_DATASET CONTENT_
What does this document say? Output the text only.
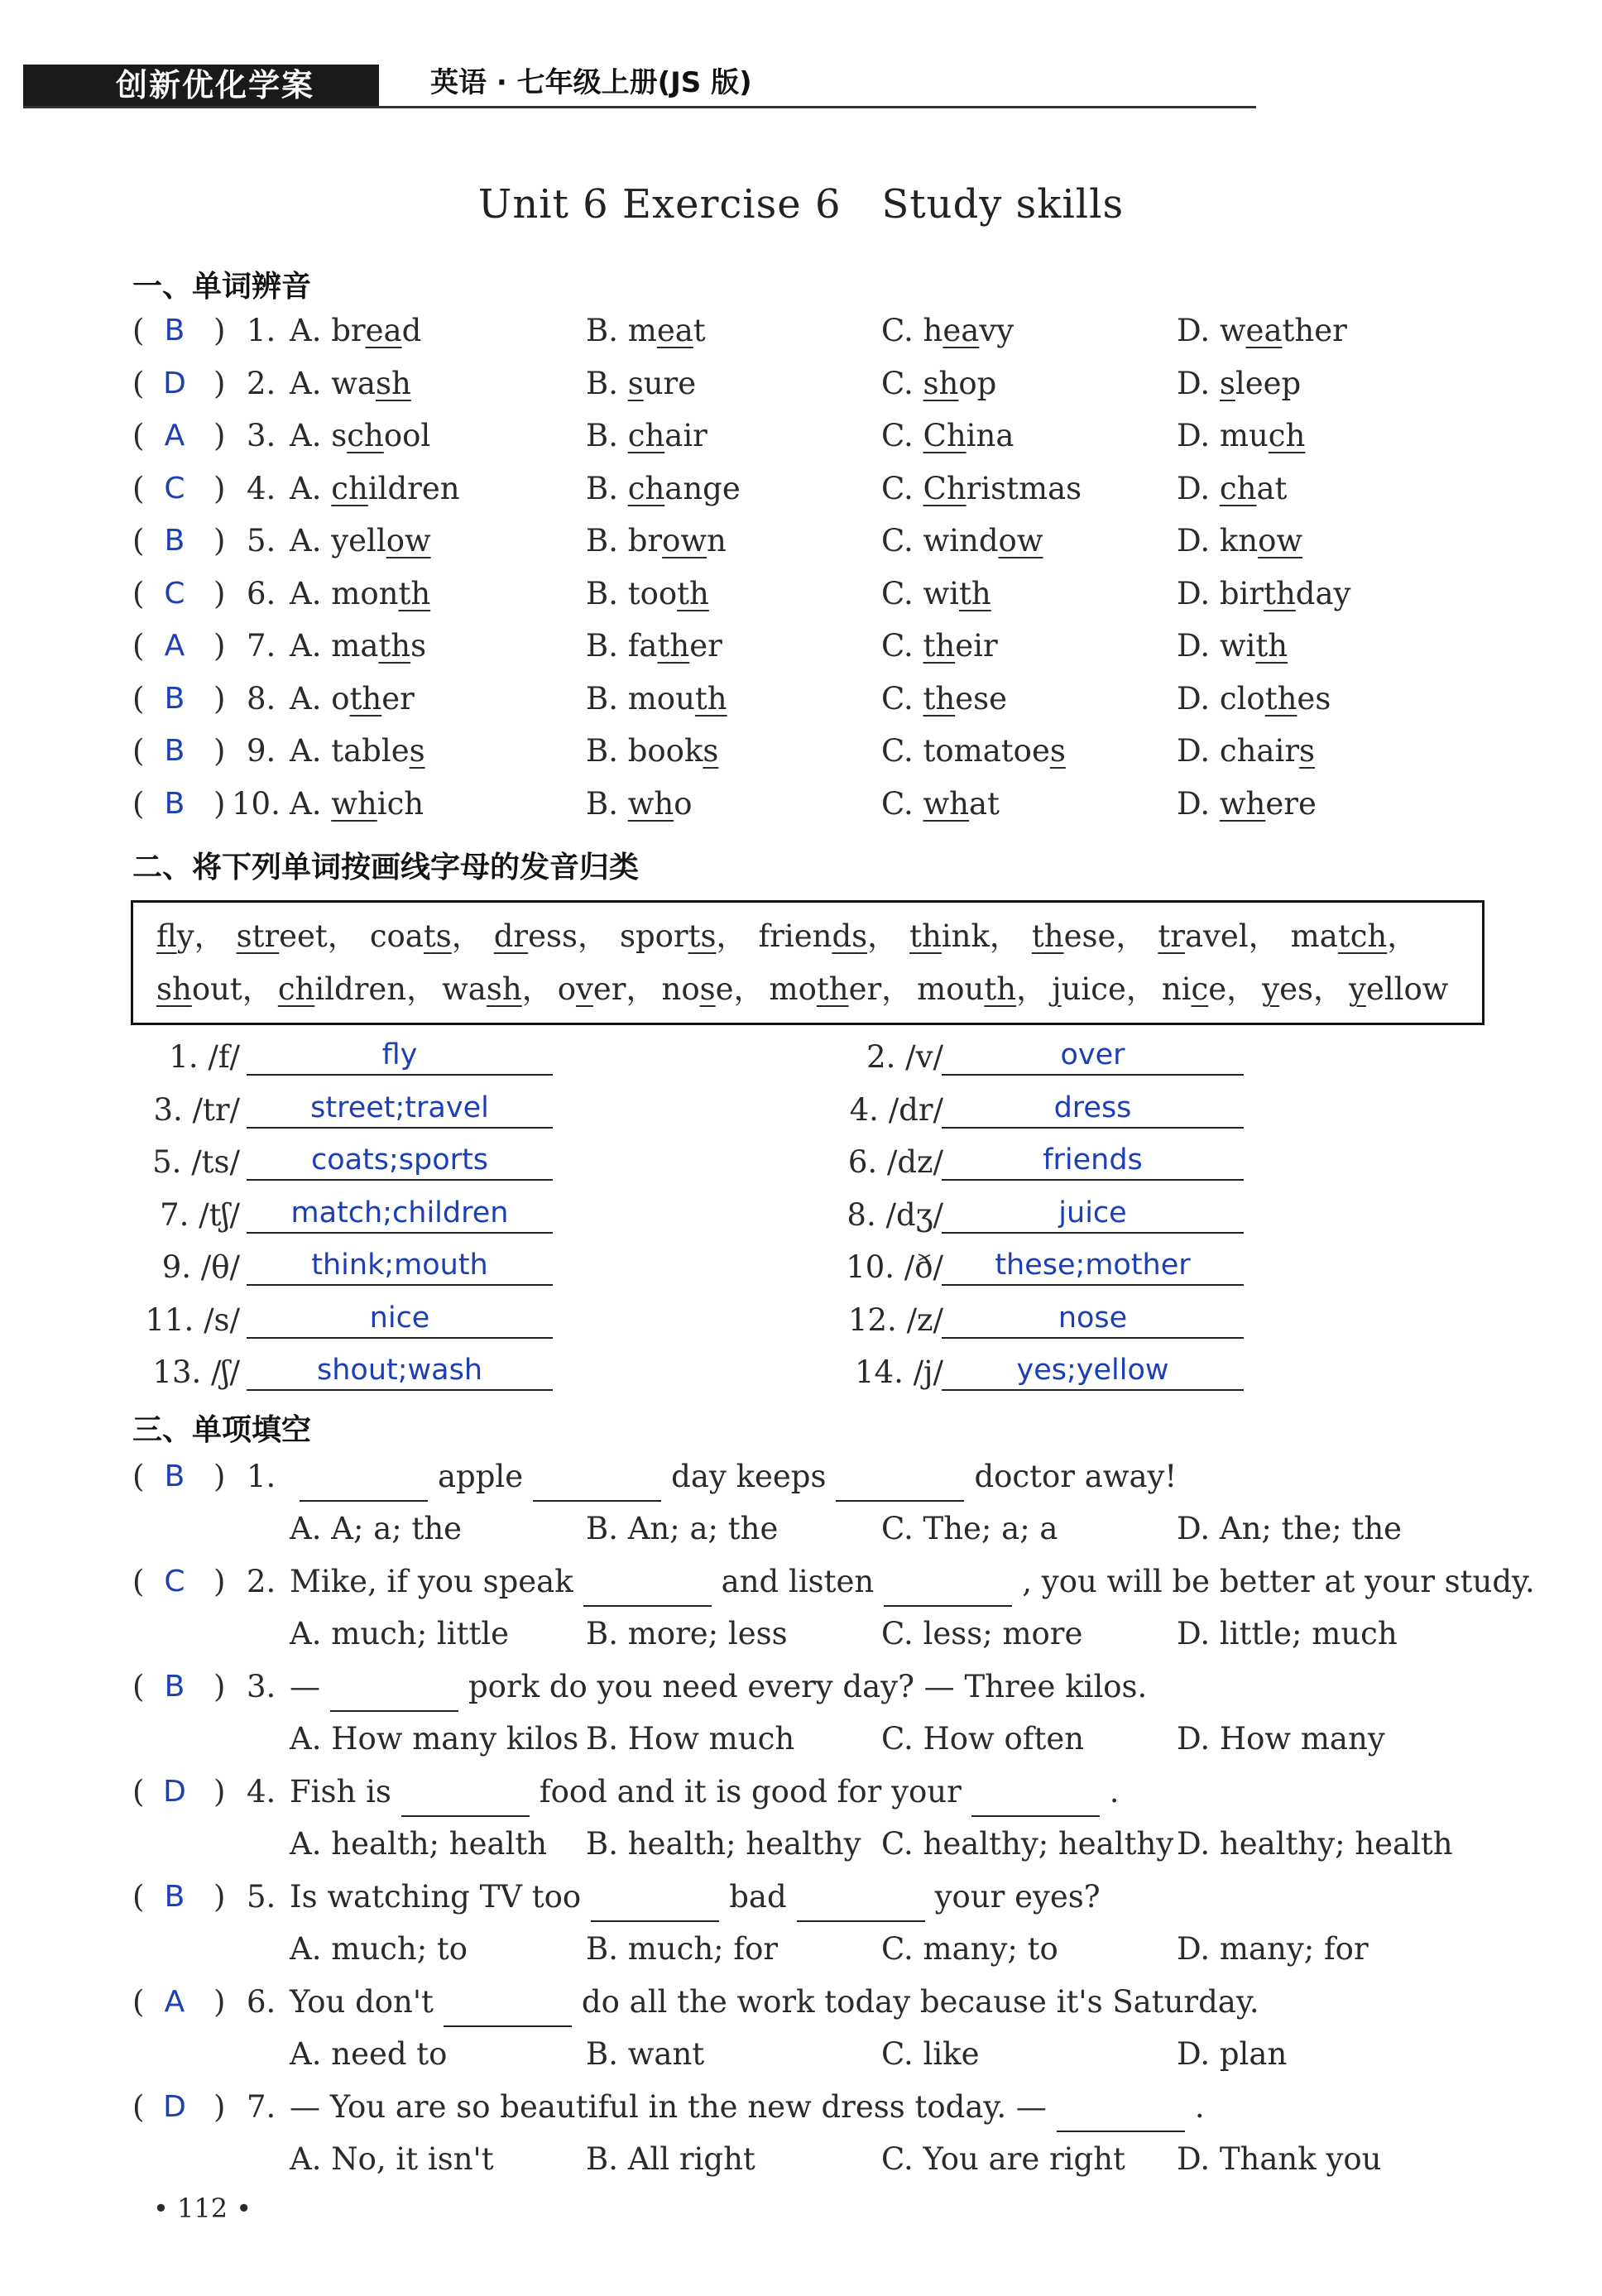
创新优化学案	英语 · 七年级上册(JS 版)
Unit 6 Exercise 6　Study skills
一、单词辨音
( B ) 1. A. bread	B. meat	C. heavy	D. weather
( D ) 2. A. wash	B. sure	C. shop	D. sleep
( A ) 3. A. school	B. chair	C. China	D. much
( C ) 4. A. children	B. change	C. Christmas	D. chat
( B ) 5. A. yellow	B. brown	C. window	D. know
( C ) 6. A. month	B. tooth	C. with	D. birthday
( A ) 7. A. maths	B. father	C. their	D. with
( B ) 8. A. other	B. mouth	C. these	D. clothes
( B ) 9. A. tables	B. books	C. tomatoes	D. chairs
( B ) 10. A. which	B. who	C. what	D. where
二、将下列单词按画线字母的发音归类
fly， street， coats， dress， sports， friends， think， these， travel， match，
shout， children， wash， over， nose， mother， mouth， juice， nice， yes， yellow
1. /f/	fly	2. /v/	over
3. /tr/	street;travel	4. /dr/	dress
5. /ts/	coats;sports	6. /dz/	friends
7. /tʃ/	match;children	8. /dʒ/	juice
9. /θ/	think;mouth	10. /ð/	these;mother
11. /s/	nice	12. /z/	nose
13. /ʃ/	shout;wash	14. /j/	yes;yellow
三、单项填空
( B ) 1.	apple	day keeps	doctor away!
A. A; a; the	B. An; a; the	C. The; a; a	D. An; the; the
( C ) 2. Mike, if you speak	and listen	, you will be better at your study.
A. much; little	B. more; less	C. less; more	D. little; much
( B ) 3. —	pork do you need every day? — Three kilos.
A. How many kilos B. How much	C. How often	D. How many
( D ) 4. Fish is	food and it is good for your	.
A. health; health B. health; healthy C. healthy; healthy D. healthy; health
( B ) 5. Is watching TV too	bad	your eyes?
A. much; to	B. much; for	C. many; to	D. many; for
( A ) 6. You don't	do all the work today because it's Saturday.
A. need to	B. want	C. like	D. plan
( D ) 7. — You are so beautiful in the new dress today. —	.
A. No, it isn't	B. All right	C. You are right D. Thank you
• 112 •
==
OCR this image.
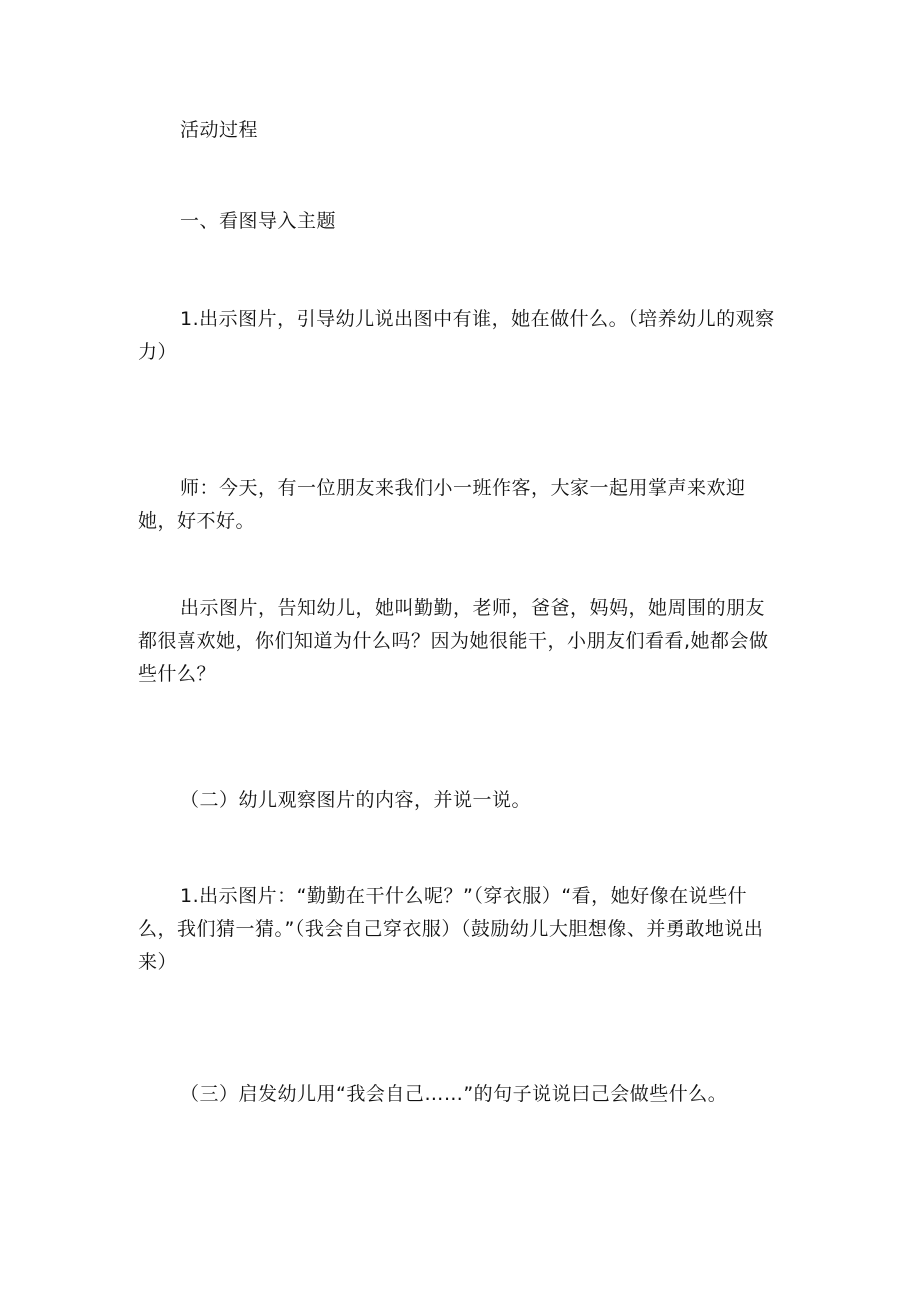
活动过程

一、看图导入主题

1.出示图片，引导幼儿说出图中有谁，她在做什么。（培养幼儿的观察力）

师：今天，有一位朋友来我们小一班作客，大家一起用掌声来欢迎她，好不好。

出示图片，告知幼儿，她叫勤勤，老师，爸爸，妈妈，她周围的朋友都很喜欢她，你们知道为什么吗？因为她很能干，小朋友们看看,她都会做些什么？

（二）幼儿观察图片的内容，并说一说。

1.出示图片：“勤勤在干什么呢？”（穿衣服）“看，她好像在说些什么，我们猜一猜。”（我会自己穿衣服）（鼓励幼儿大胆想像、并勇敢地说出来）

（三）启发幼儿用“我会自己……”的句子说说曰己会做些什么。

_WHAT YOU HAVE TO DO_
Count every line of the records that holds the string "nice". Write only the total.

_WRITTEN REPLY_
2